Requirement> Repeat every record below exactly as written.

Material for the task>
-- START --

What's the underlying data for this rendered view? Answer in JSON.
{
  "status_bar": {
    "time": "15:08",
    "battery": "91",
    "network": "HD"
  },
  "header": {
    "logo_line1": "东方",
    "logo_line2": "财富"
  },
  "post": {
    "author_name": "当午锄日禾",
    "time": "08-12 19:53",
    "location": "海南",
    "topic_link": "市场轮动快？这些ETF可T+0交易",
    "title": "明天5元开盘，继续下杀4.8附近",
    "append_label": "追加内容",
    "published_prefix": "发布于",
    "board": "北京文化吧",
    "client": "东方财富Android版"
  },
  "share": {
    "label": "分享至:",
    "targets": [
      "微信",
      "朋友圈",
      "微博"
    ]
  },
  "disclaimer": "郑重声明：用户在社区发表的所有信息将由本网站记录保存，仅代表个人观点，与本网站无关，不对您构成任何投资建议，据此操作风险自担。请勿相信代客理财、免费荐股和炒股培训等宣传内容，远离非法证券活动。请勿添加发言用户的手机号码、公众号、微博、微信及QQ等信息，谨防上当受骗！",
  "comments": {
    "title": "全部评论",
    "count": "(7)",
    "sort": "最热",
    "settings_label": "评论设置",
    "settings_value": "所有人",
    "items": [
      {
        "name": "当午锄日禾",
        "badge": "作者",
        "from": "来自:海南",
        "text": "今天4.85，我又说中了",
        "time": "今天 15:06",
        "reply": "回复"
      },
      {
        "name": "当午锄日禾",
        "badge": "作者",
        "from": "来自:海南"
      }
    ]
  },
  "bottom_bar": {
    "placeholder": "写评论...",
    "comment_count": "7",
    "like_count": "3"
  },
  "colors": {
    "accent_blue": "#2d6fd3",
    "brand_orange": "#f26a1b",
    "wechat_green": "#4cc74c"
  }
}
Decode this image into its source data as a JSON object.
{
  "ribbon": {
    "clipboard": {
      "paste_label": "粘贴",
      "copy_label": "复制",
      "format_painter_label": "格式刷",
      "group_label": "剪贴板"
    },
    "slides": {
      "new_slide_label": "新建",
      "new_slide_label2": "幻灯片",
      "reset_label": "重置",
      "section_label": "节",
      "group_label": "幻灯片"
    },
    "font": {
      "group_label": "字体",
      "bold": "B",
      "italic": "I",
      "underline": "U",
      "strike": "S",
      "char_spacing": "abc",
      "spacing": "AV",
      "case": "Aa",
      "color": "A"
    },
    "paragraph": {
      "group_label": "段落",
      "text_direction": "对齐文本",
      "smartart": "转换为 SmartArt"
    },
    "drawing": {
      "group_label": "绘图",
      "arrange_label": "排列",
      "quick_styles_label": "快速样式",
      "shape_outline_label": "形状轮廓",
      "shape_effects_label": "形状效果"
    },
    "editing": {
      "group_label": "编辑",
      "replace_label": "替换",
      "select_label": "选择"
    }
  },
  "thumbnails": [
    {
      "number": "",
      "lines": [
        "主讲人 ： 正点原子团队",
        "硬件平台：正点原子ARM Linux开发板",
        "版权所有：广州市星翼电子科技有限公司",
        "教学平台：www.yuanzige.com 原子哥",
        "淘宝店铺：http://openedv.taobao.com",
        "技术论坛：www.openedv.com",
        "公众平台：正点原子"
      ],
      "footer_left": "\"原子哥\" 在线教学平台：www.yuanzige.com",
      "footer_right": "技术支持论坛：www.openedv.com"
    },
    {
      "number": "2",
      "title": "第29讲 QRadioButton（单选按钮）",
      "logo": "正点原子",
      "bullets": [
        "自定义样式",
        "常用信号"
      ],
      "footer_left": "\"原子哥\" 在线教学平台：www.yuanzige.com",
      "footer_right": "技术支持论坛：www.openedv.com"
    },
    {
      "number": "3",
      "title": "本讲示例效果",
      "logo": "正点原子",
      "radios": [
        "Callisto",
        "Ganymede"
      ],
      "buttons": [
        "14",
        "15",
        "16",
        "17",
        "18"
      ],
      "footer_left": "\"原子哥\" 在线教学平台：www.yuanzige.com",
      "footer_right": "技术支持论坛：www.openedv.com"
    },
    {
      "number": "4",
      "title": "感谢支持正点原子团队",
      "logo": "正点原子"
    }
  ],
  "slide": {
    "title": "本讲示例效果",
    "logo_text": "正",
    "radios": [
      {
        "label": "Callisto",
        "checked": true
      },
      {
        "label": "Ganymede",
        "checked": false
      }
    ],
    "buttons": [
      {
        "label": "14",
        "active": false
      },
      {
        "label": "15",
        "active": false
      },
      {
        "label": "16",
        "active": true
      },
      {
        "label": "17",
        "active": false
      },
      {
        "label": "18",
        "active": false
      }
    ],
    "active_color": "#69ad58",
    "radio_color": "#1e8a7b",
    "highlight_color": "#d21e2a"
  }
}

-- END --

Result below>
What's the underlying data for this rendered view? Answer in JSON.
{
  "status_bar": {
    "time": "15:08",
    "battery": "91",
    "network": "HD"
  },
  "header": {
    "logo_line1": "东方",
    "logo_line2": "财富"
  },
  "post": {
    "author_name": "当午锄日禾",
    "time": "08-12 19:53",
    "location": "海南",
    "topic_link": "市场轮动快？这些ETF可T+0交易",
    "title": "明天5元开盘，继续下杀4.8附近",
    "append_label": "追加内容",
    "published_prefix": "发布于",
    "board": "北京文化吧",
    "client": "东方财富Android版"
  },
  "share": {
    "label": "分享至:",
    "targets": [
      "微信",
      "朋友圈",
      "微博"
    ]
  },
  "disclaimer": "郑重声明：用户在社区发表的所有信息将由本网站记录保存，仅代表个人观点，与本网站无关，不对您构成任何投资建议，据此操作风险自担。请勿相信代客理财、免费荐股和炒股培训等宣传内容，远离非法证券活动。请勿添加发言用户的手机号码、公众号、微博、微信及QQ等信息，谨防上当受骗！",
  "comments": {
    "title": "全部评论",
    "count": "(7)",
    "sort": "最热",
    "settings_label": "评论设置",
    "settings_value": "所有人",
    "items": [
      {
        "name": "当午锄日禾",
        "badge": "作者",
        "from": "来自:海南",
        "text": "今天4.85，我又说中了",
        "time": "今天 15:06",
        "reply": "回复"
      },
      {
        "name": "当午锄日禾",
        "badge": "作者",
        "from": "来自:海南"
      }
    ]
  },
  "bottom_bar": {
    "placeholder": "写评论...",
    "comment_count": "7",
    "like_count": "3"
  },
  "colors": {
    "accent_blue": "#2d6fd3",
    "brand_orange": "#f26a1b",
    "wechat_green": "#4cc74c"
  }
}
Decode this image into its source data as a JSON object.
{
  "ribbon": {
    "clipboard": {
      "paste_label": "粘贴",
      "copy_label": "复制",
      "format_painter_label": "格式刷",
      "group_label": "剪贴板"
    },
    "slides": {
      "new_slide_label": "新建",
      "new_slide_label2": "幻灯片",
      "reset_label": "重置",
      "section_label": "节",
      "group_label": "幻灯片"
    },
    "font": {
      "group_label": "字体",
      "bold": "B",
      "italic": "I",
      "underline": "U",
      "strike": "S",
      "char_spacing": "abc",
      "spacing": "AV",
      "case": "Aa",
      "color": "A"
    },
    "paragraph": {
      "group_label": "段落",
      "text_direction": "对齐文本",
      "smartart": "转换为 SmartArt"
    },
    "drawing": {
      "group_label": "绘图",
      "arrange_label": "排列",
      "quick_styles_label": "快速样式",
      "shape_outline_label": "形状轮廓",
      "shape_effects_label": "形状效果"
    },
    "editing": {
      "group_label": "编辑",
      "replace_label": "替换",
      "select_label": "选择"
    }
  },
  "thumbnails": [
    {
      "number": "",
      "lines": [
        "主讲人 ： 正点原子团队",
        "硬件平台：正点原子ARM Linux开发板",
        "版权所有：广州市星翼电子科技有限公司",
        "教学平台：www.yuanzige.com 原子哥",
        "淘宝店铺：http://openedv.taobao.com",
        "技术论坛：www.openedv.com",
        "公众平台：正点原子"
      ],
      "footer_left": "\"原子哥\" 在线教学平台：www.yuanzige.com",
      "footer_right": "技术支持论坛：www.openedv.com"
    },
    {
      "number": "2",
      "title": "第29讲 QRadioButton（单选按钮）",
      "logo": "正点原子",
      "bullets": [
        "自定义样式",
        "常用信号"
      ],
      "footer_left": "\"原子哥\" 在线教学平台：www.yuanzige.com",
      "footer_right": "技术支持论坛：www.openedv.com"
    },
    {
      "number": "3",
      "title": "本讲示例效果",
      "logo": "正点原子",
      "radios": [
        "Callisto",
        "Ganymede"
      ],
      "buttons": [
        "14",
        "15",
        "16",
        "17",
        "18"
      ],
      "footer_left": "\"原子哥\" 在线教学平台：www.yuanzige.com",
      "footer_right": "技术支持论坛：www.openedv.com"
    },
    {
      "number": "4",
      "title": "感谢支持正点原子团队",
      "logo": "正点原子"
    }
  ],
  "slide": {
    "title": "本讲示例效果",
    "logo_text": "正",
    "radios": [
      {
        "label": "Callisto",
        "checked": true
      },
      {
        "label": "Ganymede",
        "checked": false
      }
    ],
    "buttons": [
      {
        "label": "14",
        "active": false
      },
      {
        "label": "15",
        "active": false
      },
      {
        "label": "16",
        "active": true
      },
      {
        "label": "17",
        "active": false
      },
      {
        "label": "18",
        "active": false
      }
    ],
    "active_color": "#69ad58",
    "radio_color": "#1e8a7b",
    "highlight_color": "#d21e2a"
  }
}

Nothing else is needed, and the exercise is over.